[START OF Provided entries]

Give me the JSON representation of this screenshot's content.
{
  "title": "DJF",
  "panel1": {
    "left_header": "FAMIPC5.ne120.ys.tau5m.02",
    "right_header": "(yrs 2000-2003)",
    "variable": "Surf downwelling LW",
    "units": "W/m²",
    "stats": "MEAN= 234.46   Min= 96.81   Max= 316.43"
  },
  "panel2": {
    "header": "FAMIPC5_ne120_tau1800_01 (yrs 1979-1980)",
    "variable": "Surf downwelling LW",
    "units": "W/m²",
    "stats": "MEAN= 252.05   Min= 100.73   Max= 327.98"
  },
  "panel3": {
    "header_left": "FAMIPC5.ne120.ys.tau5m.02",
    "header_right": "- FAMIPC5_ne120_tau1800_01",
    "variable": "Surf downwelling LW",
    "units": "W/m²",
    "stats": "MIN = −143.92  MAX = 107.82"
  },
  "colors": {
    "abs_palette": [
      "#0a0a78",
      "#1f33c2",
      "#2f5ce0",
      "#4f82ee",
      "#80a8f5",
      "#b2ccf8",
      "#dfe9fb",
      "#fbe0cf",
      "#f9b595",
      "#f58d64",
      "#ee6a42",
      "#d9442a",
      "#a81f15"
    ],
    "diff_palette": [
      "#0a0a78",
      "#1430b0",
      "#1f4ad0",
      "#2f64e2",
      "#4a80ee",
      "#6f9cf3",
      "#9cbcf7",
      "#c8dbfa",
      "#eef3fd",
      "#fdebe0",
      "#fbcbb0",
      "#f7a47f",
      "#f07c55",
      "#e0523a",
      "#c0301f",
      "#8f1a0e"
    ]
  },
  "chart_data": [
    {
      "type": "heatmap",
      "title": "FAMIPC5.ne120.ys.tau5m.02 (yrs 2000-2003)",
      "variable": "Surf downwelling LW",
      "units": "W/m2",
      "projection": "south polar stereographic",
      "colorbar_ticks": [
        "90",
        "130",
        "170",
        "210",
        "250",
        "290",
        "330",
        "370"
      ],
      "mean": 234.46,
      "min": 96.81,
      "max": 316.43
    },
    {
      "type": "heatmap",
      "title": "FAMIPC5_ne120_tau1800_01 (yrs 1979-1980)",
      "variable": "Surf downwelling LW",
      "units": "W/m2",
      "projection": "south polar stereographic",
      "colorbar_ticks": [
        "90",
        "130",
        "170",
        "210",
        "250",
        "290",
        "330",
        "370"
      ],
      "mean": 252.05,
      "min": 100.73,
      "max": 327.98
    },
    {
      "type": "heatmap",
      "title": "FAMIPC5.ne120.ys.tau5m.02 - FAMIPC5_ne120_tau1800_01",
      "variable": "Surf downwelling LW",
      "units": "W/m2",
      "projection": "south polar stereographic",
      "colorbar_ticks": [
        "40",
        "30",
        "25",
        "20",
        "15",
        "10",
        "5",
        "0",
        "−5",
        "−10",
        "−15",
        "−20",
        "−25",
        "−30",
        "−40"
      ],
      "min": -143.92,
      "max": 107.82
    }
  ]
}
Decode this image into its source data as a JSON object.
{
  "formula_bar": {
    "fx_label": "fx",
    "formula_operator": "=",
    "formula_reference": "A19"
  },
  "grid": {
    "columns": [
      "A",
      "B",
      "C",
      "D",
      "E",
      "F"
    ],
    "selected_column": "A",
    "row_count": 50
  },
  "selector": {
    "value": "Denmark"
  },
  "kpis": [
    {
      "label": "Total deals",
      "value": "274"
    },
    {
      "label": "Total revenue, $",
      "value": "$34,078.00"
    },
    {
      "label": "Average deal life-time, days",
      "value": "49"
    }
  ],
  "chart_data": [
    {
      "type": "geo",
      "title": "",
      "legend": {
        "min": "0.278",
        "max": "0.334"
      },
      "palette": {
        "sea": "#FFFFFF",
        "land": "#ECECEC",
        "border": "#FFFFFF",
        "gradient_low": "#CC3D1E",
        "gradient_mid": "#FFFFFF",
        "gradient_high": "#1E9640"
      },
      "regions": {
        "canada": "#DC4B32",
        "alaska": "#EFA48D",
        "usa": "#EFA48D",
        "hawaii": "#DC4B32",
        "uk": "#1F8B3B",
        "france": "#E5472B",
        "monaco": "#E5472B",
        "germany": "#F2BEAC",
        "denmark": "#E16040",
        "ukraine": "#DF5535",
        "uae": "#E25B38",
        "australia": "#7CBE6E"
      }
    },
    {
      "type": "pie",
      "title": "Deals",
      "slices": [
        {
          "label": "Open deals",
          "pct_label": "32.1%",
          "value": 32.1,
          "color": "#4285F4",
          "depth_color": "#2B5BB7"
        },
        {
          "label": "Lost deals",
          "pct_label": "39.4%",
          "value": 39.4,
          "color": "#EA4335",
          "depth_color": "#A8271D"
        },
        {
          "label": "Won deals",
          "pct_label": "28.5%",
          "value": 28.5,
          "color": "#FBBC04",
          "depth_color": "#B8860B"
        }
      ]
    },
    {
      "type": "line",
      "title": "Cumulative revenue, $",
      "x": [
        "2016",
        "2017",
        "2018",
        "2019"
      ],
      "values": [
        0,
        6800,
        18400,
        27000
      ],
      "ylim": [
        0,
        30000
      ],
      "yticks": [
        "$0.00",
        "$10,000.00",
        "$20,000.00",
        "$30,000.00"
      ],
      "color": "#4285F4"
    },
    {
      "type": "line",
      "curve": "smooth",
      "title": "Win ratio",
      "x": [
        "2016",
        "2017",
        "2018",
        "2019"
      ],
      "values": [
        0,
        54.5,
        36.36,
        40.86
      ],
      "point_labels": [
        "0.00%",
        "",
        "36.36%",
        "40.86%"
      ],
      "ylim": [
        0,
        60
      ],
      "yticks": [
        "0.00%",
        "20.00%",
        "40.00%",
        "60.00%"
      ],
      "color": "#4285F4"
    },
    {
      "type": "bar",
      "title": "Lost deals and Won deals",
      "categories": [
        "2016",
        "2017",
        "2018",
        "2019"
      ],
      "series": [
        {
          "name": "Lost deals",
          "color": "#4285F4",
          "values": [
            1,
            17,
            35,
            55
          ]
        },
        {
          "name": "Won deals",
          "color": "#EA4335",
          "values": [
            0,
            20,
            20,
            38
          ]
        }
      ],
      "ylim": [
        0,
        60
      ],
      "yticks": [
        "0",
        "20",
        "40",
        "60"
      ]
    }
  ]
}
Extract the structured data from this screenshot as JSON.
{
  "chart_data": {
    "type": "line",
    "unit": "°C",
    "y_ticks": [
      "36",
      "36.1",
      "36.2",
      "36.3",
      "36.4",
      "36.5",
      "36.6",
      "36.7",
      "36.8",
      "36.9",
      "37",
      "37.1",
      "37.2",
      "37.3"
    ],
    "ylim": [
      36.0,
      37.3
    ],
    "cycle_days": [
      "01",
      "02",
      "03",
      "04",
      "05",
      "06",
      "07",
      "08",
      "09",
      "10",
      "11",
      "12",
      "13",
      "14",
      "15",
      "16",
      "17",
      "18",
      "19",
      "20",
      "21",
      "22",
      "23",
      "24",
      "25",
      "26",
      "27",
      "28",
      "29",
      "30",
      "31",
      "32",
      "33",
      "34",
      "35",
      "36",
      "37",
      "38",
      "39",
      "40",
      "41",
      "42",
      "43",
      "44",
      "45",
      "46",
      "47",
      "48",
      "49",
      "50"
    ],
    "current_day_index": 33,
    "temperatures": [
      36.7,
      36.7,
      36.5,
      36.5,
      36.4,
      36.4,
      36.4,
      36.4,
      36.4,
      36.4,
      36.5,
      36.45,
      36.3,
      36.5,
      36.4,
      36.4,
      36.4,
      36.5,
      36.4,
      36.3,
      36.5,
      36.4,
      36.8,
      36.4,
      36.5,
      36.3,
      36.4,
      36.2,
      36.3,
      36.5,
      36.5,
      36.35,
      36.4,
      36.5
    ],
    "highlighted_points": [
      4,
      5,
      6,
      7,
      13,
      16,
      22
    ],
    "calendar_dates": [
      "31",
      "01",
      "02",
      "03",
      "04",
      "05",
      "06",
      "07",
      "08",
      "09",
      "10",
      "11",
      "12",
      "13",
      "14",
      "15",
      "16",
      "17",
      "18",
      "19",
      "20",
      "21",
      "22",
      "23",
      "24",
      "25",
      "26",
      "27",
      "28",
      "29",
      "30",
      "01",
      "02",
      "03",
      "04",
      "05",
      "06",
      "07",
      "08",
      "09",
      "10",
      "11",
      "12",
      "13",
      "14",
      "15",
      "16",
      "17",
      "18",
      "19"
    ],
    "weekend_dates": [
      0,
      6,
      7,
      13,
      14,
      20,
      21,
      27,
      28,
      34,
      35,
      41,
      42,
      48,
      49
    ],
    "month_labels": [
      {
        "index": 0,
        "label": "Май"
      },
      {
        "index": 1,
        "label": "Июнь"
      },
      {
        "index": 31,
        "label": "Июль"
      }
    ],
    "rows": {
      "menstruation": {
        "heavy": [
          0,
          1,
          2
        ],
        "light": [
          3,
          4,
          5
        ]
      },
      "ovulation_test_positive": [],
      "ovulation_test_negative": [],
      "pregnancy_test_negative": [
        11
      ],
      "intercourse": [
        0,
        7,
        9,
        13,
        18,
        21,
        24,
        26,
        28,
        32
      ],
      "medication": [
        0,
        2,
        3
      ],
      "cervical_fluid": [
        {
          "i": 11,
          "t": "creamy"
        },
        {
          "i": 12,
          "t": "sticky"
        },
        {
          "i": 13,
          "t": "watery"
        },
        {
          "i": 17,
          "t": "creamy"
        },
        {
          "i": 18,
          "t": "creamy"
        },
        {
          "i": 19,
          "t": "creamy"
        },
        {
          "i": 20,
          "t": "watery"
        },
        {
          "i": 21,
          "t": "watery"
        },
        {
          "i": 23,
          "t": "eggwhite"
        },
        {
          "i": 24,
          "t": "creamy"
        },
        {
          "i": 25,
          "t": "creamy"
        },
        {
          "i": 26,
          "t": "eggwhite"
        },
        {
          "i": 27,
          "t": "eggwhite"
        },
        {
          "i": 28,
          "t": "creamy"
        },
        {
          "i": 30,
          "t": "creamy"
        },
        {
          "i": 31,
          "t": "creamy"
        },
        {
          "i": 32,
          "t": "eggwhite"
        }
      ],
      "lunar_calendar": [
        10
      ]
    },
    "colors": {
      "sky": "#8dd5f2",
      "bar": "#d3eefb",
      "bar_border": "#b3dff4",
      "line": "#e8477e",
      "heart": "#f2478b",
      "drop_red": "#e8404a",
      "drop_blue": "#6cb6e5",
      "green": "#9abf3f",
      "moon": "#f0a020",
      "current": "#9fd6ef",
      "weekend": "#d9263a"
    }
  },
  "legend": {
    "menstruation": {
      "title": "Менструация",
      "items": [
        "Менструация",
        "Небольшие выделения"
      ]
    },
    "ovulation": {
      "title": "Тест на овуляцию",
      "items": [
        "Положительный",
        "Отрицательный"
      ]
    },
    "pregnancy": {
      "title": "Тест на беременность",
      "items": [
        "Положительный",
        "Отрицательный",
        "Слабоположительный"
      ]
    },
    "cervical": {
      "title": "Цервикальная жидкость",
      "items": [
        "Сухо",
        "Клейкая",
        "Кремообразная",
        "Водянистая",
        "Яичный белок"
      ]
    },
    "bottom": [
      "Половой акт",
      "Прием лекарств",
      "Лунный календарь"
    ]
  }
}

[END OF Provided entries]

Your reply is one number: how many lines of the records above contain the word "screenshot".

- Response to the exercise:
2